• Task goal
Search the records that follow and extract every line containing the string "correlated".

• Information supplied
^^^^^^^^^^^^^^^^
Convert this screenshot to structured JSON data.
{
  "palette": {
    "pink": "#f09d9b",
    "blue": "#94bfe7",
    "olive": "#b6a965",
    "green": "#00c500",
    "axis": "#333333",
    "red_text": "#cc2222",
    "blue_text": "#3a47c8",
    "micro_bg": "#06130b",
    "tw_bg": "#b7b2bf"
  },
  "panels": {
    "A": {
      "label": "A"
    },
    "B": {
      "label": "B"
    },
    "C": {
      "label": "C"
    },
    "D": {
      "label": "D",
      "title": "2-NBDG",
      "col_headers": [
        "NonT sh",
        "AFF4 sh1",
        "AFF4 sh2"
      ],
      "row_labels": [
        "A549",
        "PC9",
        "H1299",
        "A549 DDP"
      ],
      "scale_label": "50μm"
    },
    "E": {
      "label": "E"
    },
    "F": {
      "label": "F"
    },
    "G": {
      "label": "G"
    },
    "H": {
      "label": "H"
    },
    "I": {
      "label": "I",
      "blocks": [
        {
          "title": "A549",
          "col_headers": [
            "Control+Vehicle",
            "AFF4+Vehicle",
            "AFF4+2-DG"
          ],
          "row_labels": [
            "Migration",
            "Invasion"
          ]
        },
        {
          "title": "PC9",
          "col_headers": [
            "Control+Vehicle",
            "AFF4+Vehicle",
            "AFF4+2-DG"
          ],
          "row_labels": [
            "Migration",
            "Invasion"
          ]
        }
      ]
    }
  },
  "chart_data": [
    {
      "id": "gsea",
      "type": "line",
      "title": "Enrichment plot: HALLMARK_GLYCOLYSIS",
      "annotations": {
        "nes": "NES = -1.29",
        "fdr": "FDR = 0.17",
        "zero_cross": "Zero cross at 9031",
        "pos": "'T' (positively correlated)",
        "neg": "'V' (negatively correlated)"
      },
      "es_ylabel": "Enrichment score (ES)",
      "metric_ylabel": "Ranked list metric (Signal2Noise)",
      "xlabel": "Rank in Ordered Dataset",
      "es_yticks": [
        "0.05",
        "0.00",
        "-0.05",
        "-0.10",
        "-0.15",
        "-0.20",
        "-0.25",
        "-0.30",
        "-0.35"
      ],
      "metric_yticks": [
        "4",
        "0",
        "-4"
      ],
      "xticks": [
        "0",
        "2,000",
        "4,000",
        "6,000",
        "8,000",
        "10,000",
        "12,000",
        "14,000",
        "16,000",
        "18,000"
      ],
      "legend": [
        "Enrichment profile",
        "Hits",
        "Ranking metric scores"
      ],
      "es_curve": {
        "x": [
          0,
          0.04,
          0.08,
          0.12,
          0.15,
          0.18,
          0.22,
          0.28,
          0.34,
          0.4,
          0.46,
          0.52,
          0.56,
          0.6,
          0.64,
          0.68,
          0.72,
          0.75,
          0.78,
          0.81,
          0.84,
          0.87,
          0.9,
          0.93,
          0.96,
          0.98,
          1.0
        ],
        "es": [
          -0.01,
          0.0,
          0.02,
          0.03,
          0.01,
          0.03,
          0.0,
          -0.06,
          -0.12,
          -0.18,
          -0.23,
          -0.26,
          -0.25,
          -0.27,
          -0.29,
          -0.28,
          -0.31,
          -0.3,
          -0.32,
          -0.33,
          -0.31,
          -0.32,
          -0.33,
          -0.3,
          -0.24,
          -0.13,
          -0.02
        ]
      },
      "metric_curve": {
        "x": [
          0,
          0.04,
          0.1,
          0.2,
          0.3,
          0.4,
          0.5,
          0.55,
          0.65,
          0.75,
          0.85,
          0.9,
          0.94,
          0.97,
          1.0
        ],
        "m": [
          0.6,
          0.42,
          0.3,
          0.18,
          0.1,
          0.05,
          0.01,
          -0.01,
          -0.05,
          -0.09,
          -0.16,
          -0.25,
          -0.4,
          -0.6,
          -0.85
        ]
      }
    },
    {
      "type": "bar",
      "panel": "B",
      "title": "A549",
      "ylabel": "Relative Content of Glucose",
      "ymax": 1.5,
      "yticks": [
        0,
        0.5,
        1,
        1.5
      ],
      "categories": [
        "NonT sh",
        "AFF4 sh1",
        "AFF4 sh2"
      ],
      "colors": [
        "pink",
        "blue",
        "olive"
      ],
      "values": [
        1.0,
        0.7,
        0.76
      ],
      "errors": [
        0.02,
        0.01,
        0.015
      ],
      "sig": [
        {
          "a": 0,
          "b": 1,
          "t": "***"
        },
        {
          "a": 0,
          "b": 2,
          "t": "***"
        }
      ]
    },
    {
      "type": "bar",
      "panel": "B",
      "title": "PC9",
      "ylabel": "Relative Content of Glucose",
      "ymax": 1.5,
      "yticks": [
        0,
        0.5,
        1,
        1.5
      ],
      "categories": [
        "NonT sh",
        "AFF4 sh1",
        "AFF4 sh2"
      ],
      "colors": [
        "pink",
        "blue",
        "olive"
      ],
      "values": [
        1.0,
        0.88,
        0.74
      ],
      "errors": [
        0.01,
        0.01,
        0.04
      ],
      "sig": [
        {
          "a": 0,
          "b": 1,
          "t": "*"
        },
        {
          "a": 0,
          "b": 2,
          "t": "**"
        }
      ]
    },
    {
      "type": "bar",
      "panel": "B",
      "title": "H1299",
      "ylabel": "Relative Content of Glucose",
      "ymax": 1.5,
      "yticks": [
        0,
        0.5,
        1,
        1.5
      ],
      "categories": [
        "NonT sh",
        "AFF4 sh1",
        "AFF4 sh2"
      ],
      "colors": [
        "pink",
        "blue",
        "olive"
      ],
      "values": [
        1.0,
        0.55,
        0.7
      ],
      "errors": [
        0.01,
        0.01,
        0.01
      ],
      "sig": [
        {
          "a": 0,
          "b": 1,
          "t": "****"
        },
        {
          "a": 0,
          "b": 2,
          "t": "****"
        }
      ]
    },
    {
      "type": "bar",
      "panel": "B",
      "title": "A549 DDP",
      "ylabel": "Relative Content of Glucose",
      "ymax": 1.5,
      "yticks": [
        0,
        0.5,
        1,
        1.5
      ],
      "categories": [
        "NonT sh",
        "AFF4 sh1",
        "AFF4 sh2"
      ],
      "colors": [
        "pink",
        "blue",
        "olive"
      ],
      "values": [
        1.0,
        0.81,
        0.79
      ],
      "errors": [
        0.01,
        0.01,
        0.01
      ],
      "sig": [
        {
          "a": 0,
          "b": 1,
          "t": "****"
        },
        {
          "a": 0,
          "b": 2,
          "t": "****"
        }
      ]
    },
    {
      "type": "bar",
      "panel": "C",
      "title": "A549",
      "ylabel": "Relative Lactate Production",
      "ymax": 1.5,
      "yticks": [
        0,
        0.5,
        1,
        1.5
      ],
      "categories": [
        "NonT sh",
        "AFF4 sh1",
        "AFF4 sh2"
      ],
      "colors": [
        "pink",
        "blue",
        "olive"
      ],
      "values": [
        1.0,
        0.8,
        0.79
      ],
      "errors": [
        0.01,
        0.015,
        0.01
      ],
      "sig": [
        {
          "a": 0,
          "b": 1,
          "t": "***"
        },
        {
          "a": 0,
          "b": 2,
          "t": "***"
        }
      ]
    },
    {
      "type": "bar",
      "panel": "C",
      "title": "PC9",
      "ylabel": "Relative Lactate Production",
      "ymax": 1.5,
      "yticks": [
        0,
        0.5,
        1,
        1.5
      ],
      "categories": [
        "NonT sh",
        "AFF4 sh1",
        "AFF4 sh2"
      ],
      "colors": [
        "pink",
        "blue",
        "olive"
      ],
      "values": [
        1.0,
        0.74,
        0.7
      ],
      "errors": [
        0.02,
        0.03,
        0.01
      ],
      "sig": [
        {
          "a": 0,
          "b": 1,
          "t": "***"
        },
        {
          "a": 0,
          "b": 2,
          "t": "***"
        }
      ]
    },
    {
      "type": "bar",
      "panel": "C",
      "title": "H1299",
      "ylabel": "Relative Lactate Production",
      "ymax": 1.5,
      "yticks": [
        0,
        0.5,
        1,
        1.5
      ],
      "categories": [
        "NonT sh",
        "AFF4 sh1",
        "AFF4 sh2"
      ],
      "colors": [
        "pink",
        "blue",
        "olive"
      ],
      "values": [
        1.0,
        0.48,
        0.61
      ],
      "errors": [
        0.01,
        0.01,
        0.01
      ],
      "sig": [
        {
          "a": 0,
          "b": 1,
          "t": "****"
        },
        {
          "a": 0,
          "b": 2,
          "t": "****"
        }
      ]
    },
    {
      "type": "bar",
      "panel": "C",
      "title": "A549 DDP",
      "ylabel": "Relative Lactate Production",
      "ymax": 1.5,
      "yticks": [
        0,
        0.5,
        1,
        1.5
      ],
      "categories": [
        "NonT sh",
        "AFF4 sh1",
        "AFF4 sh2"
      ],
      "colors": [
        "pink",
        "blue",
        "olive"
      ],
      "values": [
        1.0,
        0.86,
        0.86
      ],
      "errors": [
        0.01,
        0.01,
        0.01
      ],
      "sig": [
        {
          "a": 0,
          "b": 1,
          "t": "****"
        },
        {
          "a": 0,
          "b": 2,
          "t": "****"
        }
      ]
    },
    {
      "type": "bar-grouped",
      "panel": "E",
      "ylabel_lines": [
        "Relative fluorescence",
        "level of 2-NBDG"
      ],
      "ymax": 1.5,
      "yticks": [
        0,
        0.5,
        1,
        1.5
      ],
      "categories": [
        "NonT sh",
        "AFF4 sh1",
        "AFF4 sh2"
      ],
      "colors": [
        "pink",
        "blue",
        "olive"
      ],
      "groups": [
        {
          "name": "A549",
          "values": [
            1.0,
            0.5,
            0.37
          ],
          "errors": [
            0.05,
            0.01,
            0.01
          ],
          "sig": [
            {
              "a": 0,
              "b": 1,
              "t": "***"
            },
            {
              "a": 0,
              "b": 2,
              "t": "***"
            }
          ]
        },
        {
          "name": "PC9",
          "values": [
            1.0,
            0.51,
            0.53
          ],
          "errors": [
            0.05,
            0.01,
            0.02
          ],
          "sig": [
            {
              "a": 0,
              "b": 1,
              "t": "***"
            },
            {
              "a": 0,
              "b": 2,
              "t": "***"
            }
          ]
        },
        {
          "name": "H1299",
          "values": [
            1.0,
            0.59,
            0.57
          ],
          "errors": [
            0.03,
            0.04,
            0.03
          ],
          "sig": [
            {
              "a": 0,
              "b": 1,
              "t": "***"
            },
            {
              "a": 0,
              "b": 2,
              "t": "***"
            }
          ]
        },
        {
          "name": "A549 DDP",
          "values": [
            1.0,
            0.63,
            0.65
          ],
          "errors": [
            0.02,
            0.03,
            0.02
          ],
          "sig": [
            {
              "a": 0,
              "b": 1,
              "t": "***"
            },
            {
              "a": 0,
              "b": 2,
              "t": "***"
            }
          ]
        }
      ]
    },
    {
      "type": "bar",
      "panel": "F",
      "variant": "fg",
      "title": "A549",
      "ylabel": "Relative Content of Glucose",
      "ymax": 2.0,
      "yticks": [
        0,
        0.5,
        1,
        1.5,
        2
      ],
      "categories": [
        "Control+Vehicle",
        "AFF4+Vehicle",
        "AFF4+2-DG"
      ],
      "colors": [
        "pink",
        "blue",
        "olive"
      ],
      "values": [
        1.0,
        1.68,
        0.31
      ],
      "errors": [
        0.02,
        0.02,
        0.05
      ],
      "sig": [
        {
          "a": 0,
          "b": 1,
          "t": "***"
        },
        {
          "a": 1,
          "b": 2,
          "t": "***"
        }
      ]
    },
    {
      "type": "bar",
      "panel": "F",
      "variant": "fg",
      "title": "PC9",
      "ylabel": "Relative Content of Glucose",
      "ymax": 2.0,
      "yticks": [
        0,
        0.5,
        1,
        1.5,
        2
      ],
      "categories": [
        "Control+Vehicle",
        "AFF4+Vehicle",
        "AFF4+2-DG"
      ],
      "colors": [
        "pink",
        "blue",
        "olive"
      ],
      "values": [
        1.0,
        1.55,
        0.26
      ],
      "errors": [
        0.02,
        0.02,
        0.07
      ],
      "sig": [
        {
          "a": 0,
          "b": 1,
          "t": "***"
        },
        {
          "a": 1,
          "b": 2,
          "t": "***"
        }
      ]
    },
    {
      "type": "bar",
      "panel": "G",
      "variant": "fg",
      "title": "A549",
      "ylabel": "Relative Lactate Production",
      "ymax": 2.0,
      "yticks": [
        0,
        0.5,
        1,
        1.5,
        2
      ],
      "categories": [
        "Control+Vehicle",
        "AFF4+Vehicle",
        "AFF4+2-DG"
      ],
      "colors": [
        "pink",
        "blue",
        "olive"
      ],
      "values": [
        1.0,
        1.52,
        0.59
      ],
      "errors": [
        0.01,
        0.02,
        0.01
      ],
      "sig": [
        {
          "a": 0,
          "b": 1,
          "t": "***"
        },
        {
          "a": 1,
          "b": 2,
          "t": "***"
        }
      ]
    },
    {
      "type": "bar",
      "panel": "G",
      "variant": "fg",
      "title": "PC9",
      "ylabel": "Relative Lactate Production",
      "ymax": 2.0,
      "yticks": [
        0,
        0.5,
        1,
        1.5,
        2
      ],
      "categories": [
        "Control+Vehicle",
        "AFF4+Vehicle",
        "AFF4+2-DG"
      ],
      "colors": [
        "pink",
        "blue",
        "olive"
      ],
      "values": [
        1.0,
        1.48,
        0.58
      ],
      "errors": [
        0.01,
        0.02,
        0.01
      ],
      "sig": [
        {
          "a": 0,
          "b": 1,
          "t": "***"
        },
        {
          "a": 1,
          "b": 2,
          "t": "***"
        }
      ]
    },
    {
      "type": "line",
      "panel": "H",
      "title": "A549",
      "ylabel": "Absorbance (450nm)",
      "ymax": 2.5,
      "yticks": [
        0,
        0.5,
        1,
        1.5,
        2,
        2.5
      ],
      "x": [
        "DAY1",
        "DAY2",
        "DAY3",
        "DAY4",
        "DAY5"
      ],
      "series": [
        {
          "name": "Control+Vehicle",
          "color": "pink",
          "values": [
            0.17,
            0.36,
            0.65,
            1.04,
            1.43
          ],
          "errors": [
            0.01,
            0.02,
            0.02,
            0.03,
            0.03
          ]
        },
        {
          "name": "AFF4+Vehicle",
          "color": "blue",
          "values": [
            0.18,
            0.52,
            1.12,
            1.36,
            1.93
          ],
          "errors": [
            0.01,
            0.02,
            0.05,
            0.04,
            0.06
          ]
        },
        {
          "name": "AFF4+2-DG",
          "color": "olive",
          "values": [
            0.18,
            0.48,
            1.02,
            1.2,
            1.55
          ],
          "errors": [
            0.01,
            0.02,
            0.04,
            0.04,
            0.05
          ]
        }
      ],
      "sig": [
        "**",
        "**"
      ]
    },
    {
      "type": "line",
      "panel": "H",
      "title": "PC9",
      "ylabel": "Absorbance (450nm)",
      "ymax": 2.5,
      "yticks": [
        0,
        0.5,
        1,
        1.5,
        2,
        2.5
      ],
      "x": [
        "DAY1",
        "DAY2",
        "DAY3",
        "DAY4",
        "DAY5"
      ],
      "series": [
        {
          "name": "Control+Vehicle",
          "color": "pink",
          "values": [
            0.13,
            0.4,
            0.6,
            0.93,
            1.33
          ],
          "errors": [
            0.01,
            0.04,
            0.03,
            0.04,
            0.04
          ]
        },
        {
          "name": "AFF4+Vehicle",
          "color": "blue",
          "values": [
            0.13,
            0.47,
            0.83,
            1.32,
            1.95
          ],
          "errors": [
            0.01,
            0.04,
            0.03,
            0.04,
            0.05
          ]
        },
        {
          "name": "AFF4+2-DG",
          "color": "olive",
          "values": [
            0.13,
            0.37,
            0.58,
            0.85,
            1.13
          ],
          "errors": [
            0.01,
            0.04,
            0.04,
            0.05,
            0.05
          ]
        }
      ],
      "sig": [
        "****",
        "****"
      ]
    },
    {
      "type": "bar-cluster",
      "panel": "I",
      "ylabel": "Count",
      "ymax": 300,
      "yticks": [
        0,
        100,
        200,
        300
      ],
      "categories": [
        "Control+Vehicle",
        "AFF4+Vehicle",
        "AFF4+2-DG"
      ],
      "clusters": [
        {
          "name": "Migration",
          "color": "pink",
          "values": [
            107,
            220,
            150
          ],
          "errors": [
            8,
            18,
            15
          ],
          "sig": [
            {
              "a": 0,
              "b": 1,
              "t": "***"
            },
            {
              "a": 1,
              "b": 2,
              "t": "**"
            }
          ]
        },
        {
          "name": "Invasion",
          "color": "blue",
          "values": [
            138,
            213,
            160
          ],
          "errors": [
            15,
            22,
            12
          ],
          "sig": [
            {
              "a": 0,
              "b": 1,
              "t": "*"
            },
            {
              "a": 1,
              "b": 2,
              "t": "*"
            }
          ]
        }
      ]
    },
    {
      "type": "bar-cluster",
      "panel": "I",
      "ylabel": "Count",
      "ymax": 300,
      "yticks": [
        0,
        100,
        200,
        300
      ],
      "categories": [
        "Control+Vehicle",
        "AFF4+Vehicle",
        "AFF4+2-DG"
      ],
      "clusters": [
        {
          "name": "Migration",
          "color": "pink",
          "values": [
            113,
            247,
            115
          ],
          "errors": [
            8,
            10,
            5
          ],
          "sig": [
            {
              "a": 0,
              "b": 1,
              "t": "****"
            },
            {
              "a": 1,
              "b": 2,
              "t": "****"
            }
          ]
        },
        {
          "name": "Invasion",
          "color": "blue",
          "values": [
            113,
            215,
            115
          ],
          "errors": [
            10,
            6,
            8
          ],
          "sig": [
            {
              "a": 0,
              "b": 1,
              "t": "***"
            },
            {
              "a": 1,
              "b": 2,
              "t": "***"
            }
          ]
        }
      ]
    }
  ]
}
^^^^^^^^^^^^^^^^
• Reply to the task
        "pos": "'T' (positively correlated)",
        "neg": "'V' (negatively correlated)"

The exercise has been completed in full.